-- Short exercise --
Tally the lines that include the word "JSON" and reply with nothing but the total.

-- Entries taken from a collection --
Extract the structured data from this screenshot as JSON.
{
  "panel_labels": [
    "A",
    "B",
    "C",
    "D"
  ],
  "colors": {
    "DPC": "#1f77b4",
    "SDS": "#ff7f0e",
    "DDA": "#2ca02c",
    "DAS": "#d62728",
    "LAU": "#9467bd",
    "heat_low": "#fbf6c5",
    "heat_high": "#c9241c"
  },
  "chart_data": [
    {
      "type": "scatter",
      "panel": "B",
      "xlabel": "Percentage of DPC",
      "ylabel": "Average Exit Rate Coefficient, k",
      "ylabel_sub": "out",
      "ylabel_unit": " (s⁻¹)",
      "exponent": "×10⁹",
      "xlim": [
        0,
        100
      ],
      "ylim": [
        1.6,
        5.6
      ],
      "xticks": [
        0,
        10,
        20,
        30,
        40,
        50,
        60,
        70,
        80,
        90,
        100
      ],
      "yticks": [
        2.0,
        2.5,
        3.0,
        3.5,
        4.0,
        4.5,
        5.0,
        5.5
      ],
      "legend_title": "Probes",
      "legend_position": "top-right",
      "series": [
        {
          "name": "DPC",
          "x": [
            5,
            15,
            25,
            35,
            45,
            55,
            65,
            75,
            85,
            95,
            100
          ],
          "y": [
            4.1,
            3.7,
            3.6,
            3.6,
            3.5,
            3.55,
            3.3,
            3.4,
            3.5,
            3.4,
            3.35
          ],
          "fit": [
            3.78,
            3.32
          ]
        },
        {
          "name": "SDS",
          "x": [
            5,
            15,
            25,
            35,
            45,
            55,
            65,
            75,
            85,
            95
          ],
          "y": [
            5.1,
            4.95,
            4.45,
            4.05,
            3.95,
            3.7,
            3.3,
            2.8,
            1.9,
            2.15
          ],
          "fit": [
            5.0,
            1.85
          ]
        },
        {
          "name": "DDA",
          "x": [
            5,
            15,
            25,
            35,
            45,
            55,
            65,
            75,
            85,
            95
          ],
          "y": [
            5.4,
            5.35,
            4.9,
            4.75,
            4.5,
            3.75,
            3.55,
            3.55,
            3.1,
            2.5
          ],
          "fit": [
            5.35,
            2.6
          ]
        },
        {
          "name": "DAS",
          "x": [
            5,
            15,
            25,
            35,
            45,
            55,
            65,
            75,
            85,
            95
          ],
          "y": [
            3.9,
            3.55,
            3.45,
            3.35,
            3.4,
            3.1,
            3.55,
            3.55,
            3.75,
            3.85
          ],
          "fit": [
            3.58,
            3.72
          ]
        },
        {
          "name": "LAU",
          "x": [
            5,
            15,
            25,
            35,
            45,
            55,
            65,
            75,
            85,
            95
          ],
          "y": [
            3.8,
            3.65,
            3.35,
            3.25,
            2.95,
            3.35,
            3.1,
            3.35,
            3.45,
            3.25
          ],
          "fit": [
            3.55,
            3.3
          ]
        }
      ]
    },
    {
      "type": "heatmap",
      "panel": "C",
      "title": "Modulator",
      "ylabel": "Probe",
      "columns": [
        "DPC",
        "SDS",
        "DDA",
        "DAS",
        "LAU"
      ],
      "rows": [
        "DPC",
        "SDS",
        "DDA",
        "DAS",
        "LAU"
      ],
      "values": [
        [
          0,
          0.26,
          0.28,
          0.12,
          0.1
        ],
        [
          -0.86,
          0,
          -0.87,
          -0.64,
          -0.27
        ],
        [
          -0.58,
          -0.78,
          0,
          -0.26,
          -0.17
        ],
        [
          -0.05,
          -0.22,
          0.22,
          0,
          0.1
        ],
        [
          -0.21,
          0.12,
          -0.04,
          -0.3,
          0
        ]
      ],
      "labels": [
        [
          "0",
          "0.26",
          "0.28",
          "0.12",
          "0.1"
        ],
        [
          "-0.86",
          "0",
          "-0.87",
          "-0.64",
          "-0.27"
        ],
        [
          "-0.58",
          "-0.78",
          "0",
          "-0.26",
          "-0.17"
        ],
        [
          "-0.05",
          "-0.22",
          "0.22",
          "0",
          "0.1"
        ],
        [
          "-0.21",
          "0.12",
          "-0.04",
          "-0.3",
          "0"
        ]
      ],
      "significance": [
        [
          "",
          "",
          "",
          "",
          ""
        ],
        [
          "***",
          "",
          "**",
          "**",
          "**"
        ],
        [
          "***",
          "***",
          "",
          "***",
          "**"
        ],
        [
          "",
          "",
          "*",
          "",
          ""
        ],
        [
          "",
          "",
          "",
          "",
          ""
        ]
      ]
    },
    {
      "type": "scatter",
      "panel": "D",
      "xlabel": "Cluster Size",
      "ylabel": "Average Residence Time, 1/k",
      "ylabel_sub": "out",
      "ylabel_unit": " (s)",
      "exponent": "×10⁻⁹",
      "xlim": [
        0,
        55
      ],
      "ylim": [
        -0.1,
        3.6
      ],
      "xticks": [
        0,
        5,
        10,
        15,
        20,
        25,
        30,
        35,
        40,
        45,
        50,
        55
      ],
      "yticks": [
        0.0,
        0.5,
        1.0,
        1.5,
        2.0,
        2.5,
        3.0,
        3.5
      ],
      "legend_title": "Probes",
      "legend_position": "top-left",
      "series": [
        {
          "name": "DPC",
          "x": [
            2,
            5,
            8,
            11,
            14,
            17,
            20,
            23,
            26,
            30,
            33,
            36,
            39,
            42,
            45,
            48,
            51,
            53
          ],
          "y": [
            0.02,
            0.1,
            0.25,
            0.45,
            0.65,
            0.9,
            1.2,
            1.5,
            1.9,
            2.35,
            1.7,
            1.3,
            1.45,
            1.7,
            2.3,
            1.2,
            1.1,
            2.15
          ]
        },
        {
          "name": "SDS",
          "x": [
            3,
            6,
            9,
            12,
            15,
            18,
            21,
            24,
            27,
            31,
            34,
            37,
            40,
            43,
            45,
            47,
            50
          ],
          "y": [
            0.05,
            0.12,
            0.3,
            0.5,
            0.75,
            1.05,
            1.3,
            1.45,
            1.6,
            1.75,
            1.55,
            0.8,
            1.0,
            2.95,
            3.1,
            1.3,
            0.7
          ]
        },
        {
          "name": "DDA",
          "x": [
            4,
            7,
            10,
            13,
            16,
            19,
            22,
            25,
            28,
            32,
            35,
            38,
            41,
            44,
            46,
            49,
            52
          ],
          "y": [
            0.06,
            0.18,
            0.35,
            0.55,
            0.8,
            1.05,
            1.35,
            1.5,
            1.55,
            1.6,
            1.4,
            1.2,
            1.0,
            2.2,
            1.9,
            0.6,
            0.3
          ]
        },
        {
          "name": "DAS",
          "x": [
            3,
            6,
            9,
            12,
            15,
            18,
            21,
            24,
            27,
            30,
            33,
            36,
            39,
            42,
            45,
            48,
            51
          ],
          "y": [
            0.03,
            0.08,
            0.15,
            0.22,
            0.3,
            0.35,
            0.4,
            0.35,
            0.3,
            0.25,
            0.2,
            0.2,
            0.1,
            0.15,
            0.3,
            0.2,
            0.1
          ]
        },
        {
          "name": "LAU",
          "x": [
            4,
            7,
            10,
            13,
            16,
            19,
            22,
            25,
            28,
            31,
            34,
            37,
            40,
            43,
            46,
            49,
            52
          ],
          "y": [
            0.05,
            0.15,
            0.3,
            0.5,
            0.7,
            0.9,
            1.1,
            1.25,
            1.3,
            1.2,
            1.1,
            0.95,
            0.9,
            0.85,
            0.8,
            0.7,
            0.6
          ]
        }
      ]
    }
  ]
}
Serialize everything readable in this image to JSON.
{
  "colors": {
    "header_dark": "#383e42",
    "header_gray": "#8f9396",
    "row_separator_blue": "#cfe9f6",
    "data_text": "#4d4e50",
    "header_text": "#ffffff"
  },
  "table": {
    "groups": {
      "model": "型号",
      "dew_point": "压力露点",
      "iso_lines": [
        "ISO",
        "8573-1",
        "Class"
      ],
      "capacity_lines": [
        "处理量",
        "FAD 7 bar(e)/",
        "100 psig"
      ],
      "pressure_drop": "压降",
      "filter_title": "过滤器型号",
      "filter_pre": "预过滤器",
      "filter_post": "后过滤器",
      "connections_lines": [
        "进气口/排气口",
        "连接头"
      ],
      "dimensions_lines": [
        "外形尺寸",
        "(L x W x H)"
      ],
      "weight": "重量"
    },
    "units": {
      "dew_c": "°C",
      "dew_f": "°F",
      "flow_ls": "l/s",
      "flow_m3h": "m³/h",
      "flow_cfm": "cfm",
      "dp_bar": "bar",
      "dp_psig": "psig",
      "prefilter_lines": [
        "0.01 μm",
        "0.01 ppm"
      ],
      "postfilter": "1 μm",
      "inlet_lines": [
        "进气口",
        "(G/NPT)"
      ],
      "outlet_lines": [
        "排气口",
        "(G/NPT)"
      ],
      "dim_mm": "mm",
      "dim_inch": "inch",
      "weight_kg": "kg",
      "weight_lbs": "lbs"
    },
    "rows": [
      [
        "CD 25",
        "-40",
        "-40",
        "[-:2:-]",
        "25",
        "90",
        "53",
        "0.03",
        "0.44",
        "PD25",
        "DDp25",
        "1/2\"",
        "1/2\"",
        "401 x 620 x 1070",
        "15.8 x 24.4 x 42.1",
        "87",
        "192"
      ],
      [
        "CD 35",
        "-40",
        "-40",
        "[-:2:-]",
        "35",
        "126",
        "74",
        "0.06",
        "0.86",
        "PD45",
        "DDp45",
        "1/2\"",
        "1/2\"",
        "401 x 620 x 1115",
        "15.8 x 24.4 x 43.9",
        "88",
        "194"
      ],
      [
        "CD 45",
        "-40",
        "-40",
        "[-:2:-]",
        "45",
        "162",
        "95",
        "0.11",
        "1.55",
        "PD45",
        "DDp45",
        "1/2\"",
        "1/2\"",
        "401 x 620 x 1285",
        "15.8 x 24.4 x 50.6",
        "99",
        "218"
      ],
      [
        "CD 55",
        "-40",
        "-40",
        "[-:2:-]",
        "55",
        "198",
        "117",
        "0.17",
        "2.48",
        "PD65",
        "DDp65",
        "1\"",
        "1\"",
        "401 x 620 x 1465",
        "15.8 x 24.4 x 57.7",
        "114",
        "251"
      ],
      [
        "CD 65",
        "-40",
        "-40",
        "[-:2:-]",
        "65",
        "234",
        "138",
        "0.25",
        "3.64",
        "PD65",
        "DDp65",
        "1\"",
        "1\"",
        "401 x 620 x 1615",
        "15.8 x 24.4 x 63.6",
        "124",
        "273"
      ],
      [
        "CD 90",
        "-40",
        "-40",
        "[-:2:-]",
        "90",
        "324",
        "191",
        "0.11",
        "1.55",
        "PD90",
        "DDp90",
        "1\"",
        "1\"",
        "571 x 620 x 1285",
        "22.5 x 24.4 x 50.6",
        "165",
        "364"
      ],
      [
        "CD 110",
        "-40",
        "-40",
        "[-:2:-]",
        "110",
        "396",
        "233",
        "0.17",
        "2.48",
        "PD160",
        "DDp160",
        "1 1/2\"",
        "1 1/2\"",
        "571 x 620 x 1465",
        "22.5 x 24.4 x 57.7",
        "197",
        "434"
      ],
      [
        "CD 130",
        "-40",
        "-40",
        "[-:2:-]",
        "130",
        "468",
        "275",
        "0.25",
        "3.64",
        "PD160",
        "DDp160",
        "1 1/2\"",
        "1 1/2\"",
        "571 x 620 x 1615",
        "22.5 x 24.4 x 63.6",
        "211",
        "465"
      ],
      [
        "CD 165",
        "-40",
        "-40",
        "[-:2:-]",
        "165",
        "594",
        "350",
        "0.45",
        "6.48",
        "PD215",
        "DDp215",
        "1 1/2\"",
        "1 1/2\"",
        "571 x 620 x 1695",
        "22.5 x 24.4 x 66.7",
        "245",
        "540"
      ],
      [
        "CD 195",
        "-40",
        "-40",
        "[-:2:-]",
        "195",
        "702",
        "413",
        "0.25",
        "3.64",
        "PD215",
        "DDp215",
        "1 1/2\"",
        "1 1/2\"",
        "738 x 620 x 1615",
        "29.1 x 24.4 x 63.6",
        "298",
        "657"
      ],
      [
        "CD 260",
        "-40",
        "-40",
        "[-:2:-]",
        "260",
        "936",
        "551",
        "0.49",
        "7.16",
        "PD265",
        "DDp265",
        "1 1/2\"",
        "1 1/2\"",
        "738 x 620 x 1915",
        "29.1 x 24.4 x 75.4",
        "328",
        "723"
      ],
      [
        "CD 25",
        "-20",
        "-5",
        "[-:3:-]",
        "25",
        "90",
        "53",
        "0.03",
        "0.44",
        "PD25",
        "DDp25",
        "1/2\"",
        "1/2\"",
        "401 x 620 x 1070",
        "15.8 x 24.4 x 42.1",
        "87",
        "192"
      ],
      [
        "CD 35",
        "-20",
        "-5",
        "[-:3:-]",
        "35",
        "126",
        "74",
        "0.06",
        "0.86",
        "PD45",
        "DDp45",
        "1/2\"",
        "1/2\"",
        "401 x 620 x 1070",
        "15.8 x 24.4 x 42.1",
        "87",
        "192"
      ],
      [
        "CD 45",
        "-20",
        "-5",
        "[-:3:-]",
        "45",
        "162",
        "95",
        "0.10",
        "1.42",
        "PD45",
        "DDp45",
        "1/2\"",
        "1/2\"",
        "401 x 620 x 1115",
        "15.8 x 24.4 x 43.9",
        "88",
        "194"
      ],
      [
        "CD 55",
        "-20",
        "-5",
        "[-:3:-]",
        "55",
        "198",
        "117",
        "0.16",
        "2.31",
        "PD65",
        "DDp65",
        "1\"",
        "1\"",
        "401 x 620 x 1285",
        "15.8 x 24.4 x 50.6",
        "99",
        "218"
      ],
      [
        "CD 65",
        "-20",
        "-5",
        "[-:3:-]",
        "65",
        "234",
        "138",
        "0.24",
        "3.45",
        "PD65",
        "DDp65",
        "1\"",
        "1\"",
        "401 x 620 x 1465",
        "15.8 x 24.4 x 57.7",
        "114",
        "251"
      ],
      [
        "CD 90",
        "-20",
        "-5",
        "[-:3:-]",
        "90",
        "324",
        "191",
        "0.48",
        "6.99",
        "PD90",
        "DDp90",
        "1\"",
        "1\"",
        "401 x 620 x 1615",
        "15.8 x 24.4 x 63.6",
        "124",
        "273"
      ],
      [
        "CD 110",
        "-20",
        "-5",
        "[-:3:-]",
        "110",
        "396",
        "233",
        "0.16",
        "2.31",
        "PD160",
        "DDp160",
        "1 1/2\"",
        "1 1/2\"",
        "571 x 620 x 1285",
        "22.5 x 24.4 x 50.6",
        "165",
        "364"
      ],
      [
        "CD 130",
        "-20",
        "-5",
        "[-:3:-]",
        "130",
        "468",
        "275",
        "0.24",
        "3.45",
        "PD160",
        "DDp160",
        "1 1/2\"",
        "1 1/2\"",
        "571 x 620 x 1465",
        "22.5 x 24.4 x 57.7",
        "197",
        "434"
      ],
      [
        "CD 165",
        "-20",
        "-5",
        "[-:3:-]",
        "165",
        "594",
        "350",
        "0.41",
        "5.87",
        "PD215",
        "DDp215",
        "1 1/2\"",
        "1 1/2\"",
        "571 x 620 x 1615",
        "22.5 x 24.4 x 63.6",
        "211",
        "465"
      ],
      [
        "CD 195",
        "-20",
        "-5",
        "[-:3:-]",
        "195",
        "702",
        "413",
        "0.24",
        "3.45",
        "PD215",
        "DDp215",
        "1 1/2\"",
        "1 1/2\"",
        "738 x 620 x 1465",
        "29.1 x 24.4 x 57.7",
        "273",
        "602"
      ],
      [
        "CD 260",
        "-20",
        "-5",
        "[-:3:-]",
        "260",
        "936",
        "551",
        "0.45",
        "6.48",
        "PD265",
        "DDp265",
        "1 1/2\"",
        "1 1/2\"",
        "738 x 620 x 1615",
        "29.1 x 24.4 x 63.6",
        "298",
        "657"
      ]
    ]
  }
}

-- Response to this task --
2